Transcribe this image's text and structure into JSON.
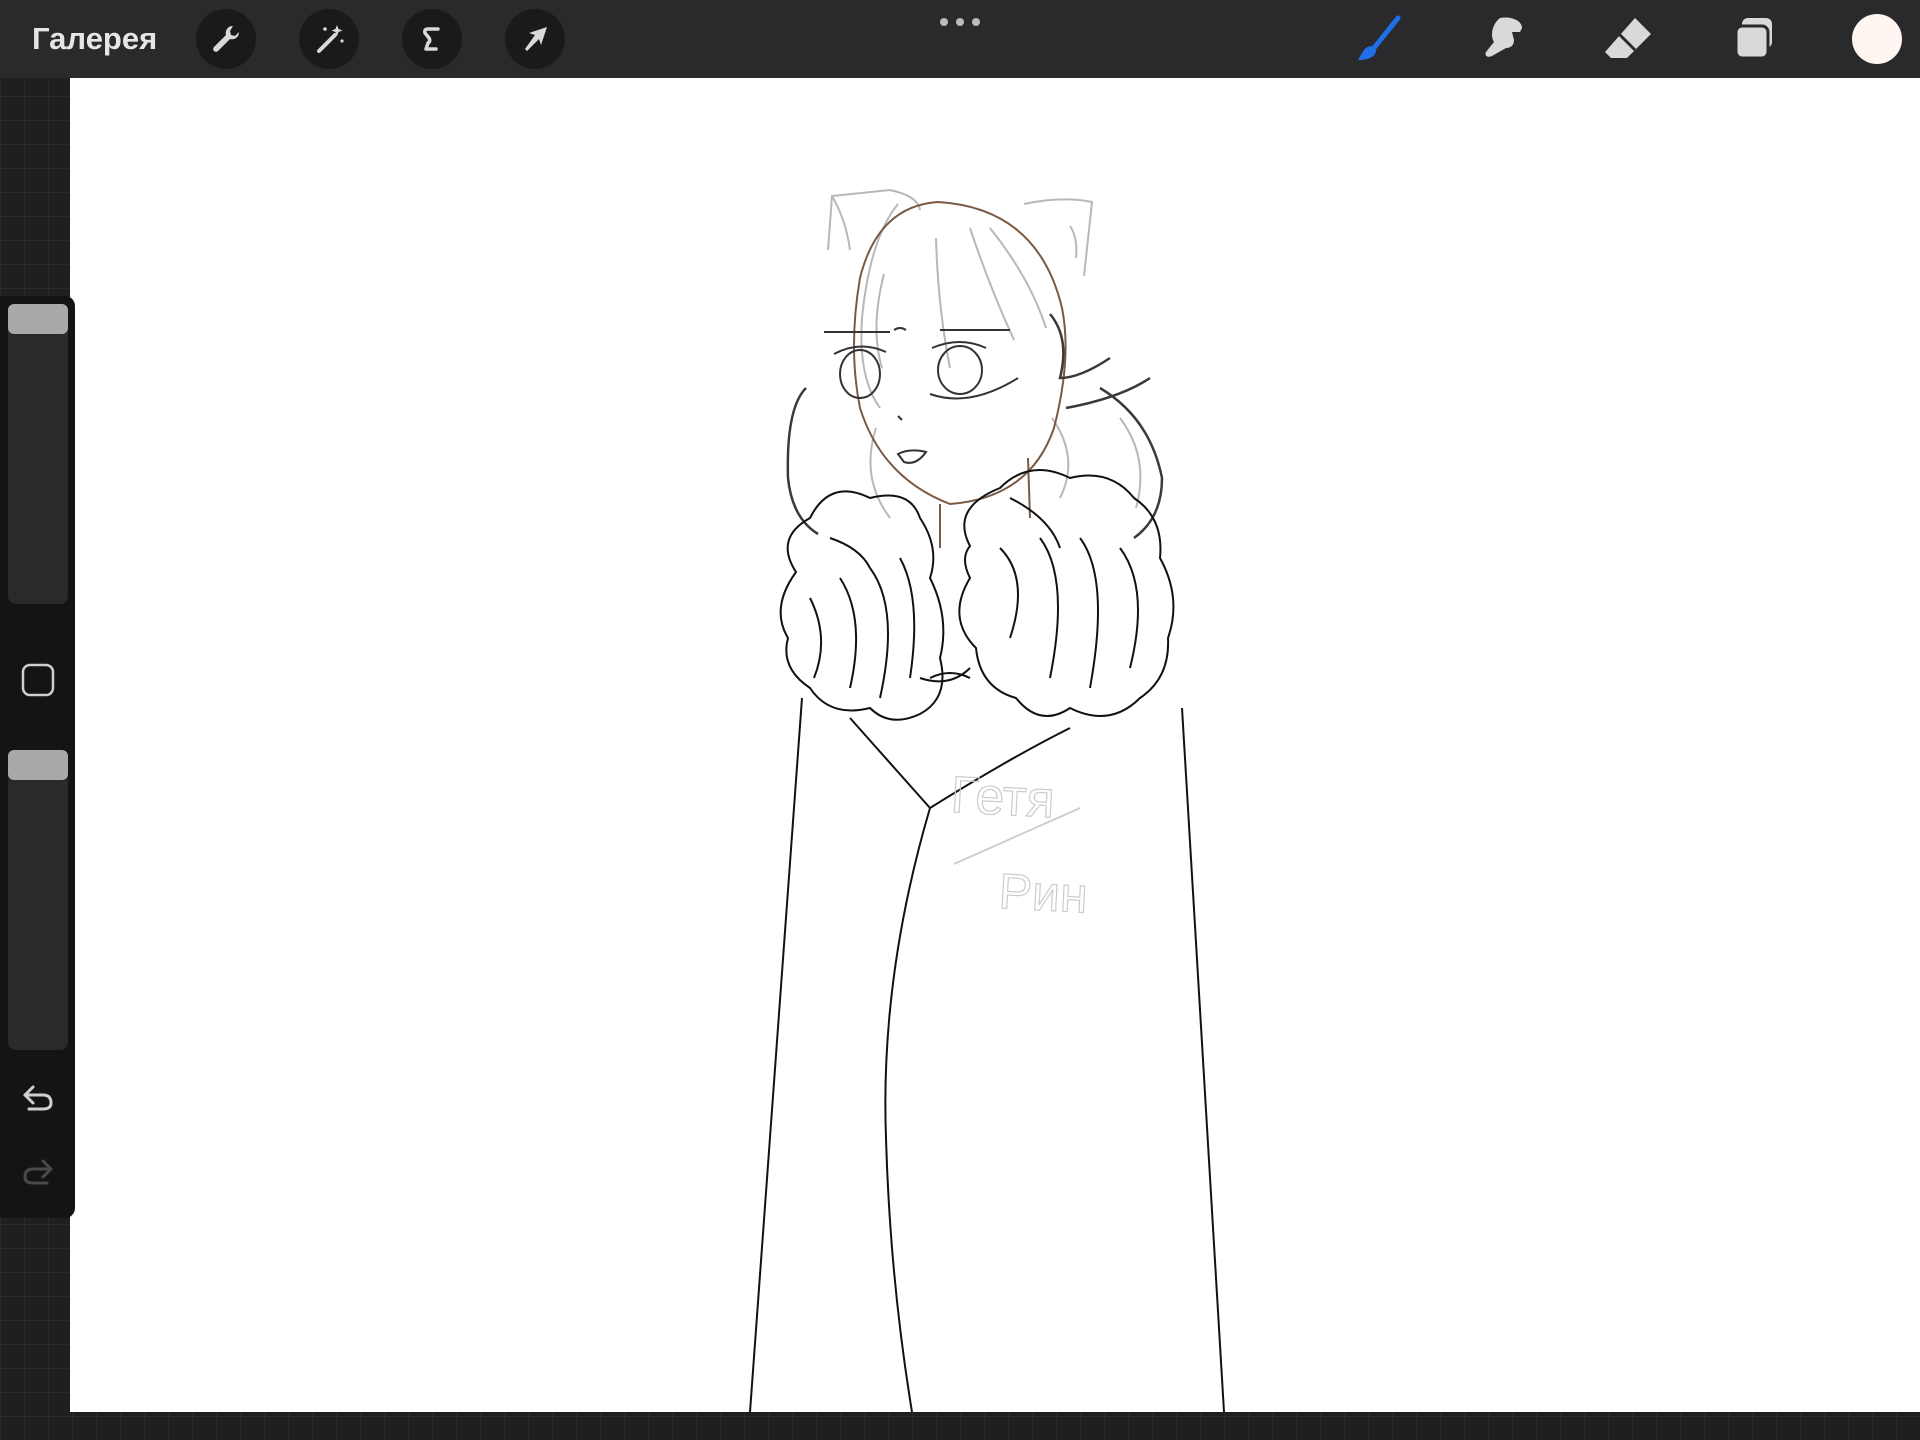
{
  "toolbar": {
    "gallery_label": "Галерея",
    "left_tools": [
      {
        "name": "actions",
        "icon": "wrench-icon"
      },
      {
        "name": "adjustments",
        "icon": "magic-wand-icon"
      },
      {
        "name": "selection",
        "icon": "selection-s-icon"
      },
      {
        "name": "transform",
        "icon": "arrow-cursor-icon"
      }
    ],
    "more_icon": "more-dots-icon",
    "right_tools": [
      {
        "name": "brush",
        "icon": "brush-icon",
        "active": true
      },
      {
        "name": "smudge",
        "icon": "smudge-finger-icon",
        "active": false
      },
      {
        "name": "eraser",
        "icon": "eraser-icon",
        "active": false
      },
      {
        "name": "layers",
        "icon": "layers-icon",
        "active": false
      }
    ],
    "current_color": "#fff6f2",
    "accent_color": "#1f6fe8"
  },
  "sidebar": {
    "brush_size_level": 0.0,
    "modify_button_icon": "square-modify-icon",
    "opacity_level": 0.0,
    "undo_icon": "undo-icon",
    "redo_icon": "redo-icon",
    "redo_enabled": false
  },
  "canvas": {
    "signature_lines": [
      "Гетя",
      "Рин"
    ]
  }
}
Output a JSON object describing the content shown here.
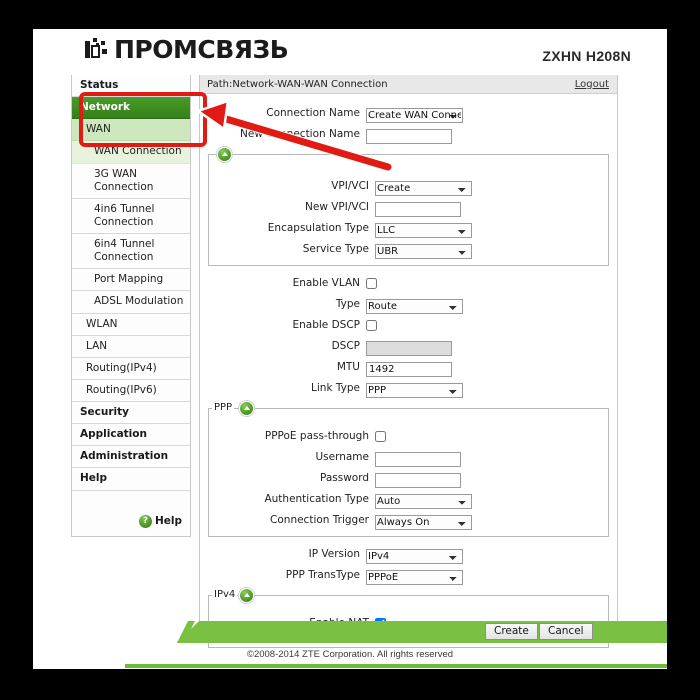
{
  "brand": {
    "logo_text": "ПРОМСВЯЗЬ",
    "logo_mark_icon": "promsvyaz-logo-icon",
    "model": "ZXHN H208N"
  },
  "pathbar": {
    "path": "Path:Network-WAN-WAN Connection",
    "logout": "Logout"
  },
  "sidebar": {
    "items": [
      {
        "label": "Status",
        "level": 0,
        "active": false
      },
      {
        "label": "Network",
        "level": 0,
        "active": true
      },
      {
        "label": "WAN",
        "level": 1,
        "active": true
      },
      {
        "label": "WAN Connection",
        "level": 2,
        "active": true
      },
      {
        "label": "3G WAN Connection",
        "level": 2,
        "active": false
      },
      {
        "label": "4in6 Tunnel Connection",
        "level": 2,
        "active": false
      },
      {
        "label": "6in4 Tunnel Connection",
        "level": 2,
        "active": false
      },
      {
        "label": "Port Mapping",
        "level": 2,
        "active": false
      },
      {
        "label": "ADSL Modulation",
        "level": 2,
        "active": false
      },
      {
        "label": "WLAN",
        "level": 1,
        "active": false
      },
      {
        "label": "LAN",
        "level": 1,
        "active": false
      },
      {
        "label": "Routing(IPv4)",
        "level": 1,
        "active": false
      },
      {
        "label": "Routing(IPv6)",
        "level": 1,
        "active": false
      },
      {
        "label": "Security",
        "level": 0,
        "active": false
      },
      {
        "label": "Application",
        "level": 0,
        "active": false
      },
      {
        "label": "Administration",
        "level": 0,
        "active": false
      },
      {
        "label": "Help",
        "level": 0,
        "active": false
      }
    ],
    "help": {
      "label": "Help",
      "icon": "question-mark-icon"
    }
  },
  "form": {
    "connection_name": {
      "label": "Connection Name",
      "value": "Create WAN Conne"
    },
    "new_connection_name": {
      "label": "New Connection Name",
      "value": ""
    },
    "atm_group": {
      "vpi_vci": {
        "label": "VPI/VCI",
        "value": "Create"
      },
      "new_vpi_vci": {
        "label": "New VPI/VCI",
        "value": ""
      },
      "encapsulation_type": {
        "label": "Encapsulation Type",
        "value": "LLC"
      },
      "service_type": {
        "label": "Service Type",
        "value": "UBR"
      }
    },
    "enable_vlan": {
      "label": "Enable VLAN",
      "checked": false
    },
    "type": {
      "label": "Type",
      "value": "Route"
    },
    "enable_dscp": {
      "label": "Enable DSCP",
      "checked": false
    },
    "dscp": {
      "label": "DSCP",
      "value": "",
      "disabled": true
    },
    "mtu": {
      "label": "MTU",
      "value": "1492"
    },
    "link_type": {
      "label": "Link Type",
      "value": "PPP"
    },
    "ppp_group": {
      "legend": "PPP",
      "pppoe_pass_through": {
        "label": "PPPoE pass-through",
        "checked": false
      },
      "username": {
        "label": "Username",
        "value": ""
      },
      "password": {
        "label": "Password",
        "value": ""
      },
      "authentication_type": {
        "label": "Authentication Type",
        "value": "Auto"
      },
      "connection_trigger": {
        "label": "Connection Trigger",
        "value": "Always On"
      }
    },
    "ip_version": {
      "label": "IP Version",
      "value": "IPv4"
    },
    "ppp_transtype": {
      "label": "PPP TransType",
      "value": "PPPoE"
    },
    "ipv4_group": {
      "legend": "IPv4",
      "enable_nat": {
        "label": "Enable NAT",
        "checked": true
      }
    }
  },
  "buttons": {
    "create": "Create",
    "cancel": "Cancel"
  },
  "footer": {
    "copyright": "©2008-2014 ZTE Corporation. All rights reserved"
  },
  "annotation": {
    "highlight_target": "WAN Connection",
    "color": "#e01b14"
  },
  "colors": {
    "accent_green": "#7ac043",
    "nav_active_green": "#35801a",
    "annotation_red": "#e01b14"
  }
}
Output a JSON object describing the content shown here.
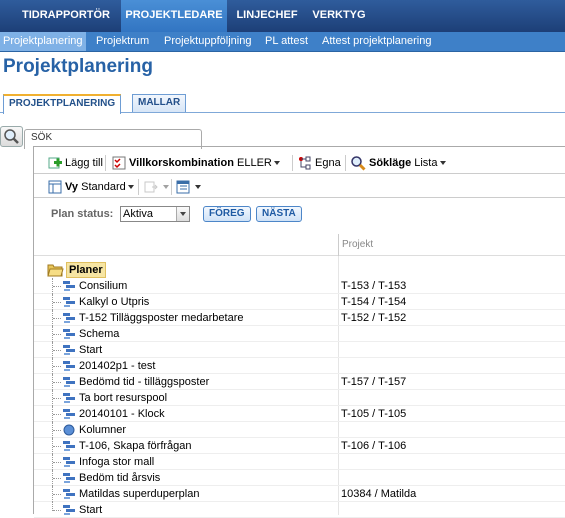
{
  "topnav": {
    "tabs": [
      {
        "label": "TIDRAPPORTÖR"
      },
      {
        "label": "PROJEKTLEDARE"
      },
      {
        "label": "LINJECHEF"
      },
      {
        "label": "VERKTYG"
      }
    ]
  },
  "subnav": {
    "items": [
      {
        "label": "Projektplanering"
      },
      {
        "label": "Projektrum"
      },
      {
        "label": "Projektuppföljning"
      },
      {
        "label": "PL attest"
      },
      {
        "label": "Attest projektplanering"
      }
    ]
  },
  "page_title": "Projektplanering",
  "section_tabs": [
    {
      "label": "PROJEKTPLANERING"
    },
    {
      "label": "MALLAR"
    }
  ],
  "search_tab": "SÖK",
  "toolbar": {
    "add_label": "Lägg till",
    "condition_label": "Villkorskombination",
    "condition_value": "ELLER",
    "own_label": "Egna",
    "search_mode_label": "Sökläge",
    "search_mode_value": "Lista",
    "view_label": "Vy",
    "view_value": "Standard"
  },
  "plan_status": {
    "label": "Plan status:",
    "value": "Aktiva",
    "prev_button": "FÖREG",
    "next_button": "NÄSTA"
  },
  "grid": {
    "column_project": "Projekt",
    "root_label": "Planer",
    "rows": [
      {
        "name": "Consilium",
        "project": "T-153 / T-153",
        "icon": "plan-icon"
      },
      {
        "name": "Kalkyl o Utpris",
        "project": "T-154 / T-154",
        "icon": "plan-icon"
      },
      {
        "name": "T-152 Tilläggsposter medarbetare",
        "project": "T-152 / T-152",
        "icon": "plan-icon"
      },
      {
        "name": "Schema",
        "project": "",
        "icon": "plan-icon"
      },
      {
        "name": "Start",
        "project": "",
        "icon": "plan-icon"
      },
      {
        "name": "201402p1 - test",
        "project": "",
        "icon": "plan-icon"
      },
      {
        "name": "Bedömd tid - tilläggsposter",
        "project": "T-157 / T-157",
        "icon": "plan-icon"
      },
      {
        "name": "Ta bort resurspool",
        "project": "",
        "icon": "plan-icon"
      },
      {
        "name": "20140101 - Klock",
        "project": "T-105 / T-105",
        "icon": "plan-icon"
      },
      {
        "name": "Kolumner",
        "project": "",
        "icon": "circle-icon"
      },
      {
        "name": "T-106, Skapa förfrågan",
        "project": "T-106 / T-106",
        "icon": "plan-icon"
      },
      {
        "name": "Infoga stor mall",
        "project": "",
        "icon": "plan-icon"
      },
      {
        "name": "Bedöm tid årsvis",
        "project": "",
        "icon": "plan-icon"
      },
      {
        "name": "Matildas superduperplan",
        "project": "10384 / Matilda",
        "icon": "plan-icon"
      },
      {
        "name": "Start",
        "project": "",
        "icon": "plan-icon"
      }
    ]
  },
  "colors": {
    "nav_dark": "#1d3f77",
    "nav_active": "#3275c2",
    "subnav": "#3e80c8",
    "title": "#2762a6"
  }
}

• • • •

# [Task requirements]
Above are the records. Copy every line in them holding "Tunnel".

# [Expected answer]
        "label": "4in6 Tunnel Connection",
        "label": "6in4 Tunnel Connection",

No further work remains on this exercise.